== THE EXERCISE ==
Write out the records below word for word, from their first line through the line with "status-badge: Pending Approval", and stop there.

== STORED DATA ==
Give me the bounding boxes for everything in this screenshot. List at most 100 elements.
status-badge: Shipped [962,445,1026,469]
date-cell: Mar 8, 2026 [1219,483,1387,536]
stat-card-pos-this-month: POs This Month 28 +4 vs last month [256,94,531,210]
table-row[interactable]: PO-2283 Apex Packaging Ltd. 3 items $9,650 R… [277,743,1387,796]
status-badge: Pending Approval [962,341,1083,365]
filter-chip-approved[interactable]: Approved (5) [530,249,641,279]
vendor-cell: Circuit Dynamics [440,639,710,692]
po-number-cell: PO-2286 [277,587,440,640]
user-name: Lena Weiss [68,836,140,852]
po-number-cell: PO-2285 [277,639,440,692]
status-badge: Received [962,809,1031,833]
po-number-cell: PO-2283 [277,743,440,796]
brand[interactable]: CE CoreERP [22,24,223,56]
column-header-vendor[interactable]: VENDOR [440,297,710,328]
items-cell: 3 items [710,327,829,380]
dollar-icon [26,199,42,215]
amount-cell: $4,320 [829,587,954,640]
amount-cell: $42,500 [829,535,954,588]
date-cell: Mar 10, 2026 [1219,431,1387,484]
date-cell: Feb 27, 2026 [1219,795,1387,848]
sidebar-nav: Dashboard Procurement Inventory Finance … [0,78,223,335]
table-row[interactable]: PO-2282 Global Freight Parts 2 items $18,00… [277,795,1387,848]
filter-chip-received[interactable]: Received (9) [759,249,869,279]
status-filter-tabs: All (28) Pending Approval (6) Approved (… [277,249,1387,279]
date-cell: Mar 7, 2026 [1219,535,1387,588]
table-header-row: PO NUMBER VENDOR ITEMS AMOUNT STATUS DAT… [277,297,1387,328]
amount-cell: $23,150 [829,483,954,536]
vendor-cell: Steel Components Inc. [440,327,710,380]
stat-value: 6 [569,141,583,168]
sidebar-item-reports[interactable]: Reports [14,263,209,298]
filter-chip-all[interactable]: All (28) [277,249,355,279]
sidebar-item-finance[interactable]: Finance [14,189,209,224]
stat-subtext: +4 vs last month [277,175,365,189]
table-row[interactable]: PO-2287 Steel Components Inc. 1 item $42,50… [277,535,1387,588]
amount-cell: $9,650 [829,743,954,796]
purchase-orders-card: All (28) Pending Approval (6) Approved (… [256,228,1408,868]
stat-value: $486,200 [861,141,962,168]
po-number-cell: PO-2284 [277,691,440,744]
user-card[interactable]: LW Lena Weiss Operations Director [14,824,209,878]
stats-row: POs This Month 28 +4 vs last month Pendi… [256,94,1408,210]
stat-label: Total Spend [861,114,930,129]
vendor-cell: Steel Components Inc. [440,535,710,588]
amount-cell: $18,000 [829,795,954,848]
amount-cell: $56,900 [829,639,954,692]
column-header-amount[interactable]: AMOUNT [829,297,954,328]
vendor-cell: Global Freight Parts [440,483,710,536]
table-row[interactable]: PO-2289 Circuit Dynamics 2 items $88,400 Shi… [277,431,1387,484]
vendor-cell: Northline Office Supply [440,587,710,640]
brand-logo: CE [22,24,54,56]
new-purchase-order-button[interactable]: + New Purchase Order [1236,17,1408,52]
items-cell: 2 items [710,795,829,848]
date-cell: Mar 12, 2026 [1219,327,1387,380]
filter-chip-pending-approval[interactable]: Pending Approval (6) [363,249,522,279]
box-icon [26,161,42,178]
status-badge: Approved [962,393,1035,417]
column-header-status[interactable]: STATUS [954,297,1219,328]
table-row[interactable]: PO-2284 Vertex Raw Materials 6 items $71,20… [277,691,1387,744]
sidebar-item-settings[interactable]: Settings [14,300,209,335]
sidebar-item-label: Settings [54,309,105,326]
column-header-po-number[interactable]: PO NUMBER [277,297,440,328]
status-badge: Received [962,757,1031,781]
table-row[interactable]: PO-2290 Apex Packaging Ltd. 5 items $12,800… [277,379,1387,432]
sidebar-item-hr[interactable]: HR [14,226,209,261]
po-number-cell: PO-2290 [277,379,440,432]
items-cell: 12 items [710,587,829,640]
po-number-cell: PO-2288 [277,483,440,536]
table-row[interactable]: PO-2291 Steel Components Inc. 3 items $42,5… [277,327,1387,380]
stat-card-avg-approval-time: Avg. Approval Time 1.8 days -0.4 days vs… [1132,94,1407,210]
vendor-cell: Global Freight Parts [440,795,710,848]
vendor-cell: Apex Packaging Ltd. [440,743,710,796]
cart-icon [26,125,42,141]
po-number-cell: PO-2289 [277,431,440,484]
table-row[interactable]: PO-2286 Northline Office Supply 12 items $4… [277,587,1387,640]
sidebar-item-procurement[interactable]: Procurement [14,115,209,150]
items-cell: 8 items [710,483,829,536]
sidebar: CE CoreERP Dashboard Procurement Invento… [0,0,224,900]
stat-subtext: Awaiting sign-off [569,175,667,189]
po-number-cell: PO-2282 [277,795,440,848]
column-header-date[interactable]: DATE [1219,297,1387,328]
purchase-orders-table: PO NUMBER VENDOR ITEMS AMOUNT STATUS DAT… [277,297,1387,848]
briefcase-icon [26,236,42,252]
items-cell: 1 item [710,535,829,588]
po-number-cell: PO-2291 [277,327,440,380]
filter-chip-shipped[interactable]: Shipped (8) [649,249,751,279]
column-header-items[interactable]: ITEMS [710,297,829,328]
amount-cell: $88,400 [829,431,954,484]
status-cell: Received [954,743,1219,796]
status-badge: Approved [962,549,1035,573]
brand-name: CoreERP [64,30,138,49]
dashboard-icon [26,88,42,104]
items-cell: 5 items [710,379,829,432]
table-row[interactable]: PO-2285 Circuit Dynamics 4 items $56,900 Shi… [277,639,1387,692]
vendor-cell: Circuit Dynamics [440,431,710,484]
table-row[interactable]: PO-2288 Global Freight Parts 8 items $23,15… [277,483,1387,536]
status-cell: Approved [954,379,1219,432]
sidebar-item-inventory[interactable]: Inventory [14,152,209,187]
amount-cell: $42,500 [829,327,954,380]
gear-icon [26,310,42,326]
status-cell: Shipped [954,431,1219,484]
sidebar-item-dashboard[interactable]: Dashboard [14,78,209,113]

== TASK RESPONSE ==
Give me the bounding boxes for everything in this screenshot. List at most 100 elements.
status-badge: Shipped [962,445,1026,469]
date-cell: Mar 8, 2026 [1219,483,1387,536]
stat-card-pos-this-month: POs This Month 28 +4 vs last month [256,94,531,210]
table-row[interactable]: PO-2283 Apex Packaging Ltd. 3 items $9,650 R… [277,743,1387,796]
status-badge: Pending Approval [962,341,1083,365]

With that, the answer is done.